## GOAL
Write out the material again word for word, dropping any images it holds.

— START OF GIVEN INFORMATION —

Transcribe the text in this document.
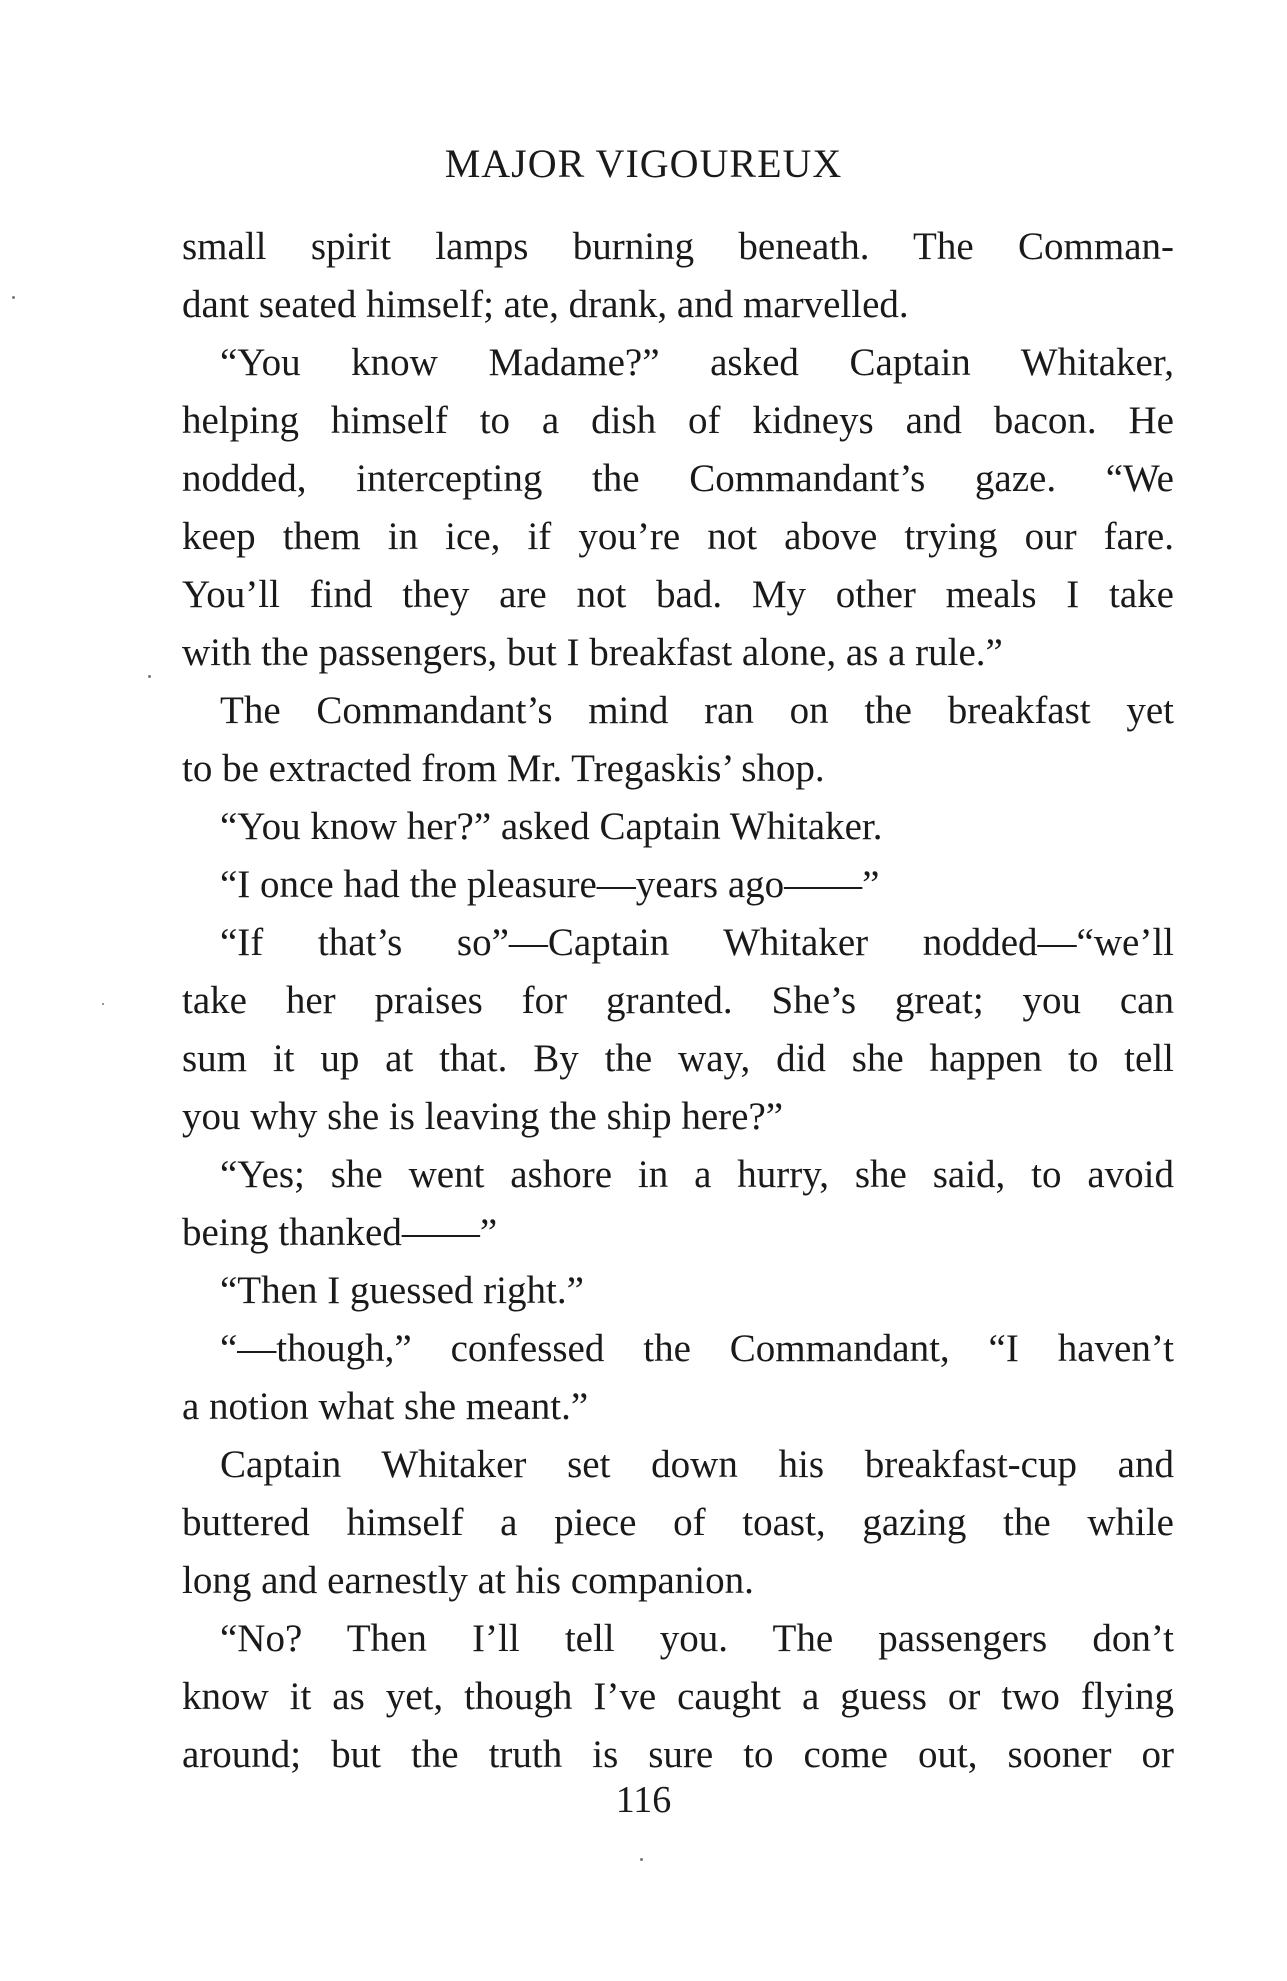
MAJOR VIGOUREUX
small spirit lamps burning beneath. The Comman-
dant seated himself; ate, drank, and marvelled.
“You know Madame?” asked Captain Whitaker,
helping himself to a dish of kidneys and bacon. He
nodded, intercepting the Commandant’s gaze. “We
keep them in ice, if you’re not above trying our fare.
You’ll find they are not bad. My other meals I take
with the passengers, but I breakfast alone, as a rule.”
The Commandant’s mind ran on the breakfast yet
to be extracted from Mr. Tregaskis’ shop.
“You know her?” asked Captain Whitaker.
“I once had the pleasure—years ago——”
“If that’s so”—Captain Whitaker nodded—“we’ll
take her praises for granted. She’s great; you can
sum it up at that. By the way, did she happen to tell
you why she is leaving the ship here?”
“Yes; she went ashore in a hurry, she said, to avoid
being thanked——”
“Then I guessed right.”
“—though,” confessed the Commandant, “I haven’t
a notion what she meant.”
Captain Whitaker set down his breakfast-cup and
buttered himself a piece of toast, gazing the while
long and earnestly at his companion.
“No? Then I’ll tell you. The passengers don’t
know it as yet, though I’ve caught a guess or two flying
around; but the truth is sure to come out, sooner or
116
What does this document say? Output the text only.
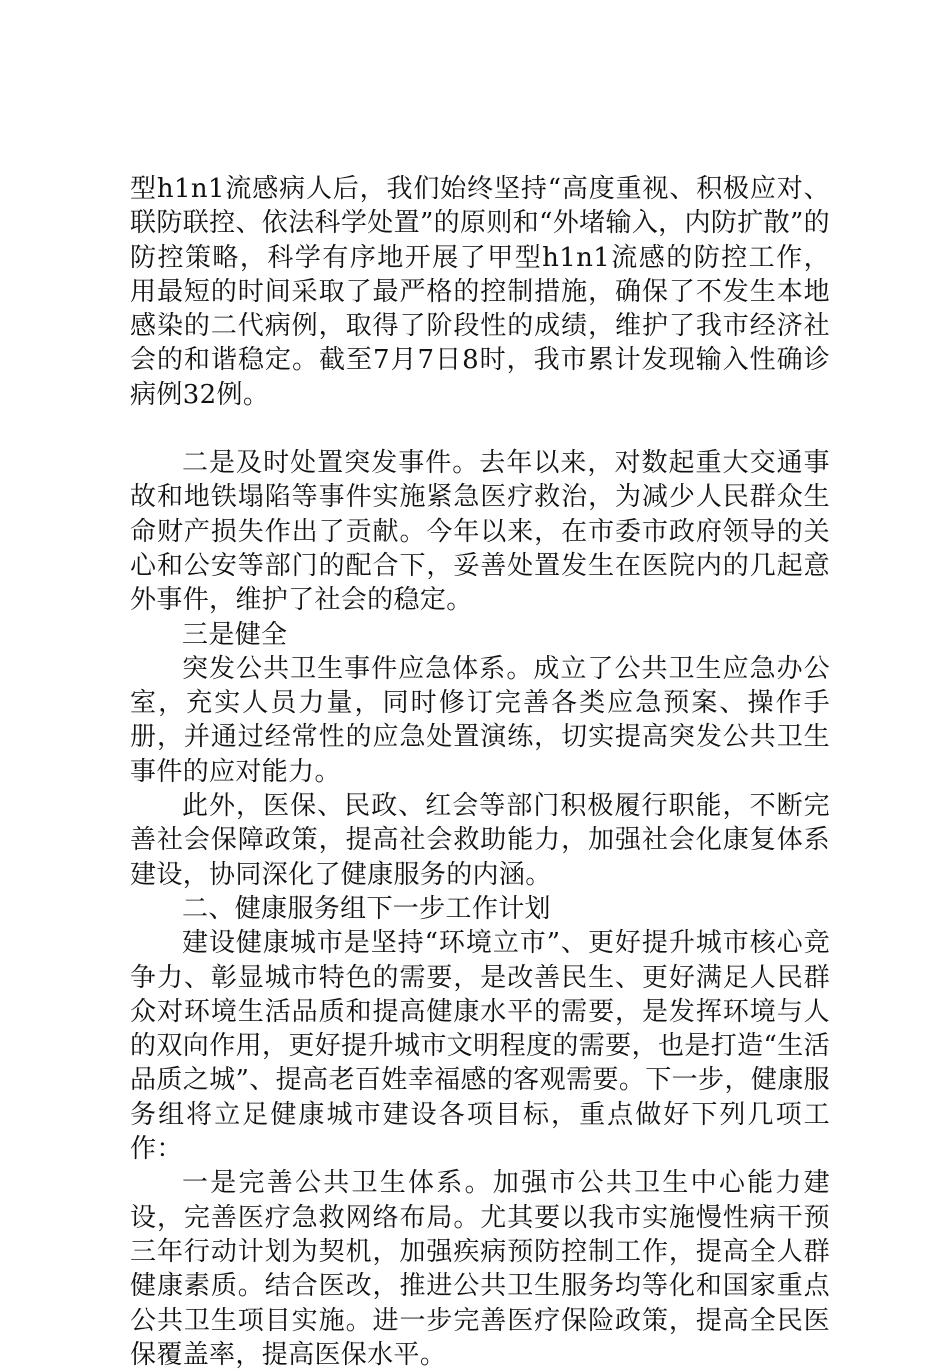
型h1n1流感病人后，我们始终坚持“高度重视、积极应对、联防联控、依法科学处置”的原则和“外堵输入，内防扩散”的防控策略，科学有序地开展了甲型h1n1流感的防控工作，用最短的时间采取了最严格的控制措施，确保了不发生本地感染的二代病例，取得了阶段性的成绩，维护了我市经济社会的和谐稳定。截至7月7日8时，我市累计发现输入性确诊病例32例。

二是及时处置突发事件。去年以来，对数起重大交通事故和地铁塌陷等事件实施紧急医疗救治，为减少人民群众生命财产损失作出了贡献。今年以来，在市委市政府领导的关心和公安等部门的配合下，妥善处置发生在医院内的几起意外事件，维护了社会的稳定。

三是健全

突发公共卫生事件应急体系。成立了公共卫生应急办公室，充实人员力量，同时修订完善各类应急预案、操作手册，并通过经常性的应急处置演练，切实提高突发公共卫生事件的应对能力。

此外，医保、民政、红会等部门积极履行职能，不断完善社会保障政策，提高社会救助能力，加强社会化康复体系建设，协同深化了健康服务的内涵。

二、健康服务组下一步工作计划

建设健康城市是坚持“环境立市”、更好提升城市核心竞争力、彰显城市特色的需要，是改善民生、更好满足人民群众对环境生活品质和提高健康水平的需要，是发挥环境与人的双向作用，更好提升城市文明程度的需要，也是打造“生活品质之城”、提高老百姓幸福感的客观需要。下一步，健康服务组将立足健康城市建设各项目标，重点做好下列几项工作：

一是完善公共卫生体系。加强市公共卫生中心能力建设，完善医疗急救网络布局。尤其要以我市实施慢性病干预三年行动计划为契机，加强疾病预防控制工作，提高全人群健康素质。结合医改，推进公共卫生服务均等化和国家重点公共卫生项目实施。进一步完善医疗保险政策，提高全民医保覆盖率，提高医保水平。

— END OF GIVEN INFORMATION —

## EXERCISE ANSWER
Transcribe the text in this document.
MAJOR VIGOUREUX
small spirit lamps burning beneath. The Comman-
dant seated himself; ate, drank, and marvelled.
“You know Madame?” asked Captain Whitaker,
helping himself to a dish of kidneys and bacon. He
nodded, intercepting the Commandant’s gaze. “We
keep them in ice, if you’re not above trying our fare.
You’ll find they are not bad. My other meals I take
with the passengers, but I breakfast alone, as a rule.”
The Commandant’s mind ran on the breakfast yet
to be extracted from Mr. Tregaskis’ shop.
“You know her?” asked Captain Whitaker.
“I once had the pleasure—years ago——”
“If that’s so”—Captain Whitaker nodded—“we’ll
take her praises for granted. She’s great; you can
sum it up at that. By the way, did she happen to tell
you why she is leaving the ship here?”
“Yes; she went ashore in a hurry, she said, to avoid
being thanked——”
“Then I guessed right.”
“—though,” confessed the Commandant, “I haven’t
a notion what she meant.”
Captain Whitaker set down his breakfast-cup and
buttered himself a piece of toast, gazing the while
long and earnestly at his companion.
“No? Then I’ll tell you. The passengers don’t
know it as yet, though I’ve caught a guess or two flying
around; but the truth is sure to come out, sooner or
116
What does this document say? Output the text only.
型h1n1流感病人后，我们始终坚持“高度重视、积极应对、联防联控、依法科学处置”的原则和“外堵输入，内防扩散”的防控策略，科学有序地开展了甲型h1n1流感的防控工作，用最短的时间采取了最严格的控制措施，确保了不发生本地感染的二代病例，取得了阶段性的成绩，维护了我市经济社会的和谐稳定。截至7月7日8时，我市累计发现输入性确诊病例32例。

二是及时处置突发事件。去年以来，对数起重大交通事故和地铁塌陷等事件实施紧急医疗救治，为减少人民群众生命财产损失作出了贡献。今年以来，在市委市政府领导的关心和公安等部门的配合下，妥善处置发生在医院内的几起意外事件，维护了社会的稳定。

三是健全

突发公共卫生事件应急体系。成立了公共卫生应急办公室，充实人员力量，同时修订完善各类应急预案、操作手册，并通过经常性的应急处置演练，切实提高突发公共卫生事件的应对能力。

此外，医保、民政、红会等部门积极履行职能，不断完善社会保障政策，提高社会救助能力，加强社会化康复体系建设，协同深化了健康服务的内涵。

二、健康服务组下一步工作计划

建设健康城市是坚持“环境立市”、更好提升城市核心竞争力、彰显城市特色的需要，是改善民生、更好满足人民群众对环境生活品质和提高健康水平的需要，是发挥环境与人的双向作用，更好提升城市文明程度的需要，也是打造“生活品质之城”、提高老百姓幸福感的客观需要。下一步，健康服务组将立足健康城市建设各项目标，重点做好下列几项工作：

一是完善公共卫生体系。加强市公共卫生中心能力建设，完善医疗急救网络布局。尤其要以我市实施慢性病干预三年行动计划为契机，加强疾病预防控制工作，提高全人群健康素质。结合医改，推进公共卫生服务均等化和国家重点公共卫生项目实施。进一步完善医疗保险政策，提高全民医保覆盖率，提高医保水平。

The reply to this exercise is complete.